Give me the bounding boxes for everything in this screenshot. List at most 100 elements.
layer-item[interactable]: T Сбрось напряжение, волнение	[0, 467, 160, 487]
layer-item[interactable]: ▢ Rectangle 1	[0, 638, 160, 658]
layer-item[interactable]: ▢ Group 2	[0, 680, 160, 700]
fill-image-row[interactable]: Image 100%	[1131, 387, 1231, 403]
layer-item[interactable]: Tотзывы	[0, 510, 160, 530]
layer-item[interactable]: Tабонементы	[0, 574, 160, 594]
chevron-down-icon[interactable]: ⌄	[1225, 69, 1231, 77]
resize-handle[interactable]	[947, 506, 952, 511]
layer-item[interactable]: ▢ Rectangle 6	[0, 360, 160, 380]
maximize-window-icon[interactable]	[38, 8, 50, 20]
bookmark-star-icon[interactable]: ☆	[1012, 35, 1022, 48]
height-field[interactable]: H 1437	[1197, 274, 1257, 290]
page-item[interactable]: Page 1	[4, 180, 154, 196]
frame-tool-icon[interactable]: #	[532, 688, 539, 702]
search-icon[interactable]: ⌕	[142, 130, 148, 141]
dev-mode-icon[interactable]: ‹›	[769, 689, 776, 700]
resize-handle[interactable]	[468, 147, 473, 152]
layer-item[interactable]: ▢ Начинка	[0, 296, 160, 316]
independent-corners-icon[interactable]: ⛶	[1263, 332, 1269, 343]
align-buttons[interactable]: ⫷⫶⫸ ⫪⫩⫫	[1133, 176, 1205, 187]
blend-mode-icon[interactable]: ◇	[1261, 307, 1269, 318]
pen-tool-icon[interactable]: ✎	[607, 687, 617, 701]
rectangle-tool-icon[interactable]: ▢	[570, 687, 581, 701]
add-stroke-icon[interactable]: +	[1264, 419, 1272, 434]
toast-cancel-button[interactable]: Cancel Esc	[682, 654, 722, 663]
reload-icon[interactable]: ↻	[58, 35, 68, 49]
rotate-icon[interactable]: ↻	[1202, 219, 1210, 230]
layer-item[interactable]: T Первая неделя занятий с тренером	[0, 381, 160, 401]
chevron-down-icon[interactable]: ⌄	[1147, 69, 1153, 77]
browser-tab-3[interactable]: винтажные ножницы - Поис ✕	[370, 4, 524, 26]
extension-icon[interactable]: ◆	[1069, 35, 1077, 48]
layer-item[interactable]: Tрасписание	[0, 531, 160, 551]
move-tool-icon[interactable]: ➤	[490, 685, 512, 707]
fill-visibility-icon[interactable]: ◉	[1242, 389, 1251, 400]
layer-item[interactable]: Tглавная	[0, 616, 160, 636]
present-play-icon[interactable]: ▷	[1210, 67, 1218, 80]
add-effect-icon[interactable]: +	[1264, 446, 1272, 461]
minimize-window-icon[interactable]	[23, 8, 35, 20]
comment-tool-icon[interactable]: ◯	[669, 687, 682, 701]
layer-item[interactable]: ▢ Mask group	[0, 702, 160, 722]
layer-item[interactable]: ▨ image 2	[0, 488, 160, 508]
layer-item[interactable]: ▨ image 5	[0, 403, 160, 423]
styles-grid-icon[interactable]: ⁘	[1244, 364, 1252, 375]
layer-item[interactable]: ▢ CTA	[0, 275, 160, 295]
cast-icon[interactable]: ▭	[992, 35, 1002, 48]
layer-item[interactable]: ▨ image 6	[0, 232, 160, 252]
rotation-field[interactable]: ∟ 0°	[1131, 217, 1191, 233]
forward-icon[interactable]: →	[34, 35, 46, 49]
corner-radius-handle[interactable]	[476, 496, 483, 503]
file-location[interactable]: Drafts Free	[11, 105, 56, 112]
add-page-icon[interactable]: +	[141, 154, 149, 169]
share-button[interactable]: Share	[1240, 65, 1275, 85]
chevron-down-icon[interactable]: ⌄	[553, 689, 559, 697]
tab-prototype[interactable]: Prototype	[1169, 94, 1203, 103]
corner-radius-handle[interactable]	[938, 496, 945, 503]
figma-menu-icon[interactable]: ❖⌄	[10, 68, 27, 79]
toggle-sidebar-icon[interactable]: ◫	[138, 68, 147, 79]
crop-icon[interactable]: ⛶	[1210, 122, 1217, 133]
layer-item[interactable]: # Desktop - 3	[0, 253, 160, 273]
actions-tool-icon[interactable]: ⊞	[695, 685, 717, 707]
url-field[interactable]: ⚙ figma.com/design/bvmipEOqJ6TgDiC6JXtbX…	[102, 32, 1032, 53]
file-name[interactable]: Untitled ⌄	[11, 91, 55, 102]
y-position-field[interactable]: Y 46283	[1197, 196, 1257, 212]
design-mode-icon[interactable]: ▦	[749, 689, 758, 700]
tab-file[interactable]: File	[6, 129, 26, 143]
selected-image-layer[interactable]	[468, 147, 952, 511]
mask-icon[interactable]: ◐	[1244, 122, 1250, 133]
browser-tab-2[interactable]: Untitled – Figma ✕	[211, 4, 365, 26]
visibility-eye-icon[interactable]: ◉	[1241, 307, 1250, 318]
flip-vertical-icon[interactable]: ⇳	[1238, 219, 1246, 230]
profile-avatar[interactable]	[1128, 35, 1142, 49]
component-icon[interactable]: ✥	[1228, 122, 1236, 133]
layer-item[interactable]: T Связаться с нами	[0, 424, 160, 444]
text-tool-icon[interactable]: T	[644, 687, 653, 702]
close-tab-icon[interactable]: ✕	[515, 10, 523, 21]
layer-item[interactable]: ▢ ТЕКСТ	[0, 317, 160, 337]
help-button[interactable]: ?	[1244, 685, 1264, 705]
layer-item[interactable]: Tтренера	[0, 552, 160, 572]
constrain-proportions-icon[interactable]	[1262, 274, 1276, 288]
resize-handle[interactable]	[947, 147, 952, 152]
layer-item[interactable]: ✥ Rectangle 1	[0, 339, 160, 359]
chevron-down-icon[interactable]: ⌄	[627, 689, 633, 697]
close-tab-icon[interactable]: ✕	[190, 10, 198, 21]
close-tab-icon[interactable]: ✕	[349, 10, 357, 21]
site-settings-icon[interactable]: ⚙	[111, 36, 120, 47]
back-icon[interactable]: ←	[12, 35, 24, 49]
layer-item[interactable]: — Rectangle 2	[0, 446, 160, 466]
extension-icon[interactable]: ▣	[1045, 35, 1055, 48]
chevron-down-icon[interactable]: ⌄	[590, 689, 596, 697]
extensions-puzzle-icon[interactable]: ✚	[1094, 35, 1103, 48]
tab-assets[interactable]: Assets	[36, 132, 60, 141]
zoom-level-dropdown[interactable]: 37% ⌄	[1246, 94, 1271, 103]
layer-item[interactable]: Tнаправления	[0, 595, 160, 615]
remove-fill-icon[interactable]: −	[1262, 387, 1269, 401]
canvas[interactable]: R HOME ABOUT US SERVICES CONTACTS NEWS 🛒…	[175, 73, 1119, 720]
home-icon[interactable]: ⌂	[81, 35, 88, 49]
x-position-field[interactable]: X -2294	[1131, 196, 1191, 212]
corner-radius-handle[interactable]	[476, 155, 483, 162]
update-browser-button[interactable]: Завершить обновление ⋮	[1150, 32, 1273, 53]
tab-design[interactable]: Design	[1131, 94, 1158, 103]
* * *
■ **DO THIS**
Print every line above without changing a single character.

■ **EXERCISE OUTPUT**
Give me the bounding boxes for everything in this screenshot. List at most 100 elements.
layer-item[interactable]: T Сбрось напряжение, волнение	[0, 467, 160, 487]
layer-item[interactable]: ▢ Rectangle 1	[0, 638, 160, 658]
layer-item[interactable]: ▢ Group 2	[0, 680, 160, 700]
fill-image-row[interactable]: Image 100%	[1131, 387, 1231, 403]
layer-item[interactable]: Tотзывы	[0, 510, 160, 530]
layer-item[interactable]: Tабонементы	[0, 574, 160, 594]
chevron-down-icon[interactable]: ⌄	[1225, 69, 1231, 77]
resize-handle[interactable]	[947, 506, 952, 511]
layer-item[interactable]: ▢ Rectangle 6	[0, 360, 160, 380]
maximize-window-icon[interactable]	[38, 8, 50, 20]
bookmark-star-icon[interactable]: ☆	[1012, 35, 1022, 48]
height-field[interactable]: H 1437	[1197, 274, 1257, 290]
page-item[interactable]: Page 1	[4, 180, 154, 196]
frame-tool-icon[interactable]: #	[532, 688, 539, 702]
search-icon[interactable]: ⌕	[142, 130, 148, 141]
dev-mode-icon[interactable]: ‹›	[769, 689, 776, 700]
resize-handle[interactable]	[468, 147, 473, 152]
layer-item[interactable]: ▢ Начинка	[0, 296, 160, 316]
independent-corners-icon[interactable]: ⛶	[1263, 332, 1269, 343]
align-buttons[interactable]: ⫷⫶⫸ ⫪⫩⫫	[1133, 176, 1205, 187]
blend-mode-icon[interactable]: ◇	[1261, 307, 1269, 318]
pen-tool-icon[interactable]: ✎	[607, 687, 617, 701]
rectangle-tool-icon[interactable]: ▢	[570, 687, 581, 701]
add-stroke-icon[interactable]: +	[1264, 419, 1272, 434]
toast-cancel-button[interactable]: Cancel Esc	[682, 654, 722, 663]
reload-icon[interactable]: ↻	[58, 35, 68, 49]
rotate-icon[interactable]: ↻	[1202, 219, 1210, 230]
layer-item[interactable]: T Первая неделя занятий с тренером	[0, 381, 160, 401]
chevron-down-icon[interactable]: ⌄	[1147, 69, 1153, 77]
browser-tab-3[interactable]: винтажные ножницы - Поис ✕	[370, 4, 524, 26]
extension-icon[interactable]: ◆	[1069, 35, 1077, 48]
layer-item[interactable]: Tрасписание	[0, 531, 160, 551]
move-tool-icon[interactable]: ➤	[490, 685, 512, 707]
fill-visibility-icon[interactable]: ◉	[1242, 389, 1251, 400]
layer-item[interactable]: Tглавная	[0, 616, 160, 636]
present-play-icon[interactable]: ▷	[1210, 67, 1218, 80]
add-effect-icon[interactable]: +	[1264, 446, 1272, 461]
minimize-window-icon[interactable]	[23, 8, 35, 20]
comment-tool-icon[interactable]: ◯	[669, 687, 682, 701]
layer-item[interactable]: ▢ Mask group	[0, 702, 160, 722]
layer-item[interactable]: ▨ image 2	[0, 488, 160, 508]
layer-item[interactable]: ▨ image 5	[0, 403, 160, 423]
styles-grid-icon[interactable]: ⁘	[1244, 364, 1252, 375]
layer-item[interactable]: ▢ CTA	[0, 275, 160, 295]
cast-icon[interactable]: ▭	[992, 35, 1002, 48]
layer-item[interactable]: ▨ image 6	[0, 232, 160, 252]
rotation-field[interactable]: ∟ 0°	[1131, 217, 1191, 233]
forward-icon[interactable]: →	[34, 35, 46, 49]
corner-radius-handle[interactable]	[476, 496, 483, 503]
file-location[interactable]: Drafts Free	[11, 105, 56, 112]
add-page-icon[interactable]: +	[141, 154, 149, 169]
share-button[interactable]: Share	[1240, 65, 1275, 85]
chevron-down-icon[interactable]: ⌄	[553, 689, 559, 697]
tab-prototype[interactable]: Prototype	[1169, 94, 1203, 103]
corner-radius-handle[interactable]	[938, 496, 945, 503]
figma-menu-icon[interactable]: ❖⌄	[10, 68, 27, 79]
toggle-sidebar-icon[interactable]: ◫	[138, 68, 147, 79]
crop-icon[interactable]: ⛶	[1210, 122, 1217, 133]
layer-item[interactable]: # Desktop - 3	[0, 253, 160, 273]
actions-tool-icon[interactable]: ⊞	[695, 685, 717, 707]
url-field[interactable]: ⚙ figma.com/design/bvmipEOqJ6TgDiC6JXtbX…	[102, 32, 1032, 53]
file-name[interactable]: Untitled ⌄	[11, 91, 55, 102]
y-position-field[interactable]: Y 46283	[1197, 196, 1257, 212]
design-mode-icon[interactable]: ▦	[749, 689, 758, 700]
tab-file[interactable]: File	[6, 129, 26, 143]
selected-image-layer[interactable]	[468, 147, 952, 511]
mask-icon[interactable]: ◐	[1244, 122, 1250, 133]
browser-tab-2[interactable]: Untitled – Figma ✕	[211, 4, 365, 26]
visibility-eye-icon[interactable]: ◉	[1241, 307, 1250, 318]
flip-vertical-icon[interactable]: ⇳	[1238, 219, 1246, 230]
profile-avatar[interactable]	[1128, 35, 1142, 49]
component-icon[interactable]: ✥	[1228, 122, 1236, 133]
layer-item[interactable]: T Связаться с нами	[0, 424, 160, 444]
text-tool-icon[interactable]: T	[644, 687, 653, 702]
close-tab-icon[interactable]: ✕	[515, 10, 523, 21]
layer-item[interactable]: ▢ ТЕКСТ	[0, 317, 160, 337]
help-button[interactable]: ?	[1244, 685, 1264, 705]
layer-item[interactable]: Tтренера	[0, 552, 160, 572]
constrain-proportions-icon[interactable]	[1262, 274, 1276, 288]
resize-handle[interactable]	[947, 147, 952, 152]
layer-item[interactable]: ✥ Rectangle 1	[0, 339, 160, 359]
chevron-down-icon[interactable]: ⌄	[627, 689, 633, 697]
close-tab-icon[interactable]: ✕	[190, 10, 198, 21]
close-tab-icon[interactable]: ✕	[349, 10, 357, 21]
site-settings-icon[interactable]: ⚙	[111, 36, 120, 47]
back-icon[interactable]: ←	[12, 35, 24, 49]
layer-item[interactable]: — Rectangle 2	[0, 446, 160, 466]
extension-icon[interactable]: ▣	[1045, 35, 1055, 48]
chevron-down-icon[interactable]: ⌄	[590, 689, 596, 697]
extensions-puzzle-icon[interactable]: ✚	[1094, 35, 1103, 48]
tab-assets[interactable]: Assets	[36, 132, 60, 141]
zoom-level-dropdown[interactable]: 37% ⌄	[1246, 94, 1271, 103]
layer-item[interactable]: Tнаправления	[0, 595, 160, 615]
remove-fill-icon[interactable]: −	[1262, 387, 1269, 401]
canvas[interactable]: R HOME ABOUT US SERVICES CONTACTS NEWS 🛒…	[175, 73, 1119, 720]
home-icon[interactable]: ⌂	[81, 35, 88, 49]
x-position-field[interactable]: X -2294	[1131, 196, 1191, 212]
corner-radius-handle[interactable]	[476, 155, 483, 162]
update-browser-button[interactable]: Завершить обновление ⋮	[1150, 32, 1273, 53]
tab-design[interactable]: Design	[1131, 94, 1158, 103]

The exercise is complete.